Dataset listings of figures:
□ □ □ □ □ □ □

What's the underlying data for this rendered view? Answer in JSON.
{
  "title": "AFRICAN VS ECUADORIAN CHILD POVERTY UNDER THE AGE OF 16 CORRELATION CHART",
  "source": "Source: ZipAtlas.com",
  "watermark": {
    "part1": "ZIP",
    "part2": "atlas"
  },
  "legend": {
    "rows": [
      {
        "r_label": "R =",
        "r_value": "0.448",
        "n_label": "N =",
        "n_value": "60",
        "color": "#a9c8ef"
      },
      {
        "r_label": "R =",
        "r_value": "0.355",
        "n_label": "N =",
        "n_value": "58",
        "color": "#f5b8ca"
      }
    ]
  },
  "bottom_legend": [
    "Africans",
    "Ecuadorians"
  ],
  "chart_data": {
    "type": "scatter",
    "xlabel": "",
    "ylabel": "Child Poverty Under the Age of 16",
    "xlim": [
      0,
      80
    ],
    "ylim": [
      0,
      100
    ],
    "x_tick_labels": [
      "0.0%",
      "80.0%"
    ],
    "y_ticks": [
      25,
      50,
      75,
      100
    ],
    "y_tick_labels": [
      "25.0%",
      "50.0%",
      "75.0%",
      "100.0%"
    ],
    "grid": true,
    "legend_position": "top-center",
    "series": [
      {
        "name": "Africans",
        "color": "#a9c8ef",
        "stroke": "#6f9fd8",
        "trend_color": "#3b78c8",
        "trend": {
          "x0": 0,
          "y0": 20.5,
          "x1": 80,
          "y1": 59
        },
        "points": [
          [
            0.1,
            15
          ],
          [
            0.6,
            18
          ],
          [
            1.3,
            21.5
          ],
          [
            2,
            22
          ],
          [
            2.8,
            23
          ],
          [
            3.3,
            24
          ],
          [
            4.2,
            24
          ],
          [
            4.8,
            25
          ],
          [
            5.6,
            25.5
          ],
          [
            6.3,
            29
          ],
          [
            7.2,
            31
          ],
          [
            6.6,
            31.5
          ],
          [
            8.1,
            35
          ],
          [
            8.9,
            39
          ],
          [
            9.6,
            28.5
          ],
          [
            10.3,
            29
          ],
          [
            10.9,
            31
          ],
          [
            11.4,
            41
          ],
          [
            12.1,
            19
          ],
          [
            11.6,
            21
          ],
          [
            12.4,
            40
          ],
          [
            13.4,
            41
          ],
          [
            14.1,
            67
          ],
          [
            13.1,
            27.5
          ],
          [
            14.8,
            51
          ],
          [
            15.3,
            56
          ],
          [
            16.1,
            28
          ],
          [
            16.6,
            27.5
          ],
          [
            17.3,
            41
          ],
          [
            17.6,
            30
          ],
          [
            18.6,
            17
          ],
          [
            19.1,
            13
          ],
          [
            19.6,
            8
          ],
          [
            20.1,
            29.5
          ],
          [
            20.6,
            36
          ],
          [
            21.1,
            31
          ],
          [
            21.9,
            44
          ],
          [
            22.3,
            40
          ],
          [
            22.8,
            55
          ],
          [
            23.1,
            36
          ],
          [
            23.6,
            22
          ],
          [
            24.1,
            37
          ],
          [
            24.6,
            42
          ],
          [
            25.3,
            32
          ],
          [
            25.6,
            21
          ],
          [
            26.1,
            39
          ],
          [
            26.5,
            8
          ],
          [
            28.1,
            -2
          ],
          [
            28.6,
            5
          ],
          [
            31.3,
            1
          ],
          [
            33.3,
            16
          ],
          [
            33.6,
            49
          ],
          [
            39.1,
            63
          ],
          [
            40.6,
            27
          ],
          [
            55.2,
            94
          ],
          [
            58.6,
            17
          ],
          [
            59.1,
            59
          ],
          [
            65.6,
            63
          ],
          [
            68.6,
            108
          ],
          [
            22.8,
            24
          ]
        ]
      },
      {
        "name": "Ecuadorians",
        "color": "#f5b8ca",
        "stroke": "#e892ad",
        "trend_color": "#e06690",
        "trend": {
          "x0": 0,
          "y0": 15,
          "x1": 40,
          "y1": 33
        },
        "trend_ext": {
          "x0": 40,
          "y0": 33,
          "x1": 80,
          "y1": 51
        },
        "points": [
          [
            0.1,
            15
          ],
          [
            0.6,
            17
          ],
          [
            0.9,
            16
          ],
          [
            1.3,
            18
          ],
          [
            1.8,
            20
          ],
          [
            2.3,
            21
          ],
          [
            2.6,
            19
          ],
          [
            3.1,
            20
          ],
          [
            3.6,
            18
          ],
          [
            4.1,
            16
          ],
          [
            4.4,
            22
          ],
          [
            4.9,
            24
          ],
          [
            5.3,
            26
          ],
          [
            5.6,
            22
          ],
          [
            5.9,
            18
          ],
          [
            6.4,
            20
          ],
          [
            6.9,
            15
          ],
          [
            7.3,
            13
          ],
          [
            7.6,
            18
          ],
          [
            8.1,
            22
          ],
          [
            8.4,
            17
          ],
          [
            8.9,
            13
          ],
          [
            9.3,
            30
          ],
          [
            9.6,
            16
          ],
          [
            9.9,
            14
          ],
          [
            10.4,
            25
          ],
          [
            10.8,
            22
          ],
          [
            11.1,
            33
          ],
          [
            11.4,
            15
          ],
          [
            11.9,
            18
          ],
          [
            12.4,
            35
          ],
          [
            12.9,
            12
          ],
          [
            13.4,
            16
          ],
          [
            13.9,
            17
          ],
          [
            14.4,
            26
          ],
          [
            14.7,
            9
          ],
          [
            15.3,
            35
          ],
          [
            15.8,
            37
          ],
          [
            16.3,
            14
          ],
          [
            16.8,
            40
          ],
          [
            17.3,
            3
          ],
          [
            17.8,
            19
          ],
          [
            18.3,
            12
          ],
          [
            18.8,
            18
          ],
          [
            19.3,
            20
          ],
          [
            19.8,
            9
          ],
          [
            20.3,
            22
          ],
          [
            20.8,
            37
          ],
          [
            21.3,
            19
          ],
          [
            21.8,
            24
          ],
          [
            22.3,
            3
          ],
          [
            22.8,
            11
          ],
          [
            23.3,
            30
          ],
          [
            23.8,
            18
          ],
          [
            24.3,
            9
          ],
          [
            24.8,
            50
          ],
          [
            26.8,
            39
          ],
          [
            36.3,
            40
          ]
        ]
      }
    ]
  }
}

□ □ □ □ □ □ □

■ **YOUR INSTRUCTIONS**:
Reproduce the complete data exactly as presented above.

■ **EXERCISE OUTPUT**:
What's the underlying data for this rendered view? Answer in JSON.
{
  "title": "AFRICAN VS ECUADORIAN CHILD POVERTY UNDER THE AGE OF 16 CORRELATION CHART",
  "source": "Source: ZipAtlas.com",
  "watermark": {
    "part1": "ZIP",
    "part2": "atlas"
  },
  "legend": {
    "rows": [
      {
        "r_label": "R =",
        "r_value": "0.448",
        "n_label": "N =",
        "n_value": "60",
        "color": "#a9c8ef"
      },
      {
        "r_label": "R =",
        "r_value": "0.355",
        "n_label": "N =",
        "n_value": "58",
        "color": "#f5b8ca"
      }
    ]
  },
  "bottom_legend": [
    "Africans",
    "Ecuadorians"
  ],
  "chart_data": {
    "type": "scatter",
    "xlabel": "",
    "ylabel": "Child Poverty Under the Age of 16",
    "xlim": [
      0,
      80
    ],
    "ylim": [
      0,
      100
    ],
    "x_tick_labels": [
      "0.0%",
      "80.0%"
    ],
    "y_ticks": [
      25,
      50,
      75,
      100
    ],
    "y_tick_labels": [
      "25.0%",
      "50.0%",
      "75.0%",
      "100.0%"
    ],
    "grid": true,
    "legend_position": "top-center",
    "series": [
      {
        "name": "Africans",
        "color": "#a9c8ef",
        "stroke": "#6f9fd8",
        "trend_color": "#3b78c8",
        "trend": {
          "x0": 0,
          "y0": 20.5,
          "x1": 80,
          "y1": 59
        },
        "points": [
          [
            0.1,
            15
          ],
          [
            0.6,
            18
          ],
          [
            1.3,
            21.5
          ],
          [
            2,
            22
          ],
          [
            2.8,
            23
          ],
          [
            3.3,
            24
          ],
          [
            4.2,
            24
          ],
          [
            4.8,
            25
          ],
          [
            5.6,
            25.5
          ],
          [
            6.3,
            29
          ],
          [
            7.2,
            31
          ],
          [
            6.6,
            31.5
          ],
          [
            8.1,
            35
          ],
          [
            8.9,
            39
          ],
          [
            9.6,
            28.5
          ],
          [
            10.3,
            29
          ],
          [
            10.9,
            31
          ],
          [
            11.4,
            41
          ],
          [
            12.1,
            19
          ],
          [
            11.6,
            21
          ],
          [
            12.4,
            40
          ],
          [
            13.4,
            41
          ],
          [
            14.1,
            67
          ],
          [
            13.1,
            27.5
          ],
          [
            14.8,
            51
          ],
          [
            15.3,
            56
          ],
          [
            16.1,
            28
          ],
          [
            16.6,
            27.5
          ],
          [
            17.3,
            41
          ],
          [
            17.6,
            30
          ],
          [
            18.6,
            17
          ],
          [
            19.1,
            13
          ],
          [
            19.6,
            8
          ],
          [
            20.1,
            29.5
          ],
          [
            20.6,
            36
          ],
          [
            21.1,
            31
          ],
          [
            21.9,
            44
          ],
          [
            22.3,
            40
          ],
          [
            22.8,
            55
          ],
          [
            23.1,
            36
          ],
          [
            23.6,
            22
          ],
          [
            24.1,
            37
          ],
          [
            24.6,
            42
          ],
          [
            25.3,
            32
          ],
          [
            25.6,
            21
          ],
          [
            26.1,
            39
          ],
          [
            26.5,
            8
          ],
          [
            28.1,
            -2
          ],
          [
            28.6,
            5
          ],
          [
            31.3,
            1
          ],
          [
            33.3,
            16
          ],
          [
            33.6,
            49
          ],
          [
            39.1,
            63
          ],
          [
            40.6,
            27
          ],
          [
            55.2,
            94
          ],
          [
            58.6,
            17
          ],
          [
            59.1,
            59
          ],
          [
            65.6,
            63
          ],
          [
            68.6,
            108
          ],
          [
            22.8,
            24
          ]
        ]
      },
      {
        "name": "Ecuadorians",
        "color": "#f5b8ca",
        "stroke": "#e892ad",
        "trend_color": "#e06690",
        "trend": {
          "x0": 0,
          "y0": 15,
          "x1": 40,
          "y1": 33
        },
        "trend_ext": {
          "x0": 40,
          "y0": 33,
          "x1": 80,
          "y1": 51
        },
        "points": [
          [
            0.1,
            15
          ],
          [
            0.6,
            17
          ],
          [
            0.9,
            16
          ],
          [
            1.3,
            18
          ],
          [
            1.8,
            20
          ],
          [
            2.3,
            21
          ],
          [
            2.6,
            19
          ],
          [
            3.1,
            20
          ],
          [
            3.6,
            18
          ],
          [
            4.1,
            16
          ],
          [
            4.4,
            22
          ],
          [
            4.9,
            24
          ],
          [
            5.3,
            26
          ],
          [
            5.6,
            22
          ],
          [
            5.9,
            18
          ],
          [
            6.4,
            20
          ],
          [
            6.9,
            15
          ],
          [
            7.3,
            13
          ],
          [
            7.6,
            18
          ],
          [
            8.1,
            22
          ],
          [
            8.4,
            17
          ],
          [
            8.9,
            13
          ],
          [
            9.3,
            30
          ],
          [
            9.6,
            16
          ],
          [
            9.9,
            14
          ],
          [
            10.4,
            25
          ],
          [
            10.8,
            22
          ],
          [
            11.1,
            33
          ],
          [
            11.4,
            15
          ],
          [
            11.9,
            18
          ],
          [
            12.4,
            35
          ],
          [
            12.9,
            12
          ],
          [
            13.4,
            16
          ],
          [
            13.9,
            17
          ],
          [
            14.4,
            26
          ],
          [
            14.7,
            9
          ],
          [
            15.3,
            35
          ],
          [
            15.8,
            37
          ],
          [
            16.3,
            14
          ],
          [
            16.8,
            40
          ],
          [
            17.3,
            3
          ],
          [
            17.8,
            19
          ],
          [
            18.3,
            12
          ],
          [
            18.8,
            18
          ],
          [
            19.3,
            20
          ],
          [
            19.8,
            9
          ],
          [
            20.3,
            22
          ],
          [
            20.8,
            37
          ],
          [
            21.3,
            19
          ],
          [
            21.8,
            24
          ],
          [
            22.3,
            3
          ],
          [
            22.8,
            11
          ],
          [
            23.3,
            30
          ],
          [
            23.8,
            18
          ],
          [
            24.3,
            9
          ],
          [
            24.8,
            50
          ],
          [
            26.8,
            39
          ],
          [
            36.3,
            40
          ]
        ]
      }
    ]
  }
}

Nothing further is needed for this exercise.